>> Start Supplied material
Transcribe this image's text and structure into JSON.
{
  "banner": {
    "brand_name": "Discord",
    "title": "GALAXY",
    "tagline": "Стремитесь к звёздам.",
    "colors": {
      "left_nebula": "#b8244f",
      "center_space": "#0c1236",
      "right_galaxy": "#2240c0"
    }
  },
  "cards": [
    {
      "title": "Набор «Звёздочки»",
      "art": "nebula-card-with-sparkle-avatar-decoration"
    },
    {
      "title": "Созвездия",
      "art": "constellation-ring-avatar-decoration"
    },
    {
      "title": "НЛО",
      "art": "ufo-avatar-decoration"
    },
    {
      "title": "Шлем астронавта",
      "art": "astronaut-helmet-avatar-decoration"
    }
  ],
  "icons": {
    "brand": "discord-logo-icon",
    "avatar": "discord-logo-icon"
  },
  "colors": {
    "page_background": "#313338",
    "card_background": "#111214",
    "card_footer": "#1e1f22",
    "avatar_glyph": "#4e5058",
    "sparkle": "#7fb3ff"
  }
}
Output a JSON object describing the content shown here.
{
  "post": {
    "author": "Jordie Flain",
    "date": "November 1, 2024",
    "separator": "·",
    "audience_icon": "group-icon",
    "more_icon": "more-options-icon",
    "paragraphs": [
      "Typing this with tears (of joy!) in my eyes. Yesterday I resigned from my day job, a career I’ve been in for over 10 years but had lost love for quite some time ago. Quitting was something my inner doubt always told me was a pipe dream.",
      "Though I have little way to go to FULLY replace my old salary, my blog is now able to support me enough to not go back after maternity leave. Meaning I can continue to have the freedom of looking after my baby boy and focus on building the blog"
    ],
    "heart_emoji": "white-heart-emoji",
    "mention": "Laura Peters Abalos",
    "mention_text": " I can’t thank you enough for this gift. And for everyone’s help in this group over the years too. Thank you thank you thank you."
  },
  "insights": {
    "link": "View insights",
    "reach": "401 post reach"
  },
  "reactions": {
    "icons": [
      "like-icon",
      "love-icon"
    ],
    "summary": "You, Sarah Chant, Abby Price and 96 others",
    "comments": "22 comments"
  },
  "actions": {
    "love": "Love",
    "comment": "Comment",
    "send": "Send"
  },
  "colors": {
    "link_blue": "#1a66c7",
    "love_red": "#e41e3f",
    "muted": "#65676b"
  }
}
>> End Supplied material
Faithfully reproduce all of the records, character for character.

Result |
Transcribe this image's text and structure into JSON.
{
  "banner": {
    "brand_name": "Discord",
    "title": "GALAXY",
    "tagline": "Стремитесь к звёздам.",
    "colors": {
      "left_nebula": "#b8244f",
      "center_space": "#0c1236",
      "right_galaxy": "#2240c0"
    }
  },
  "cards": [
    {
      "title": "Набор «Звёздочки»",
      "art": "nebula-card-with-sparkle-avatar-decoration"
    },
    {
      "title": "Созвездия",
      "art": "constellation-ring-avatar-decoration"
    },
    {
      "title": "НЛО",
      "art": "ufo-avatar-decoration"
    },
    {
      "title": "Шлем астронавта",
      "art": "astronaut-helmet-avatar-decoration"
    }
  ],
  "icons": {
    "brand": "discord-logo-icon",
    "avatar": "discord-logo-icon"
  },
  "colors": {
    "page_background": "#313338",
    "card_background": "#111214",
    "card_footer": "#1e1f22",
    "avatar_glyph": "#4e5058",
    "sparkle": "#7fb3ff"
  }
}
Output a JSON object describing the content shown here.
{
  "post": {
    "author": "Jordie Flain",
    "date": "November 1, 2024",
    "separator": "·",
    "audience_icon": "group-icon",
    "more_icon": "more-options-icon",
    "paragraphs": [
      "Typing this with tears (of joy!) in my eyes. Yesterday I resigned from my day job, a career I’ve been in for over 10 years but had lost love for quite some time ago. Quitting was something my inner doubt always told me was a pipe dream.",
      "Though I have little way to go to FULLY replace my old salary, my blog is now able to support me enough to not go back after maternity leave. Meaning I can continue to have the freedom of looking after my baby boy and focus on building the blog"
    ],
    "heart_emoji": "white-heart-emoji",
    "mention": "Laura Peters Abalos",
    "mention_text": " I can’t thank you enough for this gift. And for everyone’s help in this group over the years too. Thank you thank you thank you."
  },
  "insights": {
    "link": "View insights",
    "reach": "401 post reach"
  },
  "reactions": {
    "icons": [
      "like-icon",
      "love-icon"
    ],
    "summary": "You, Sarah Chant, Abby Price and 96 others",
    "comments": "22 comments"
  },
  "actions": {
    "love": "Love",
    "comment": "Comment",
    "send": "Send"
  },
  "colors": {
    "link_blue": "#1a66c7",
    "love_red": "#e41e3f",
    "muted": "#65676b"
  }
}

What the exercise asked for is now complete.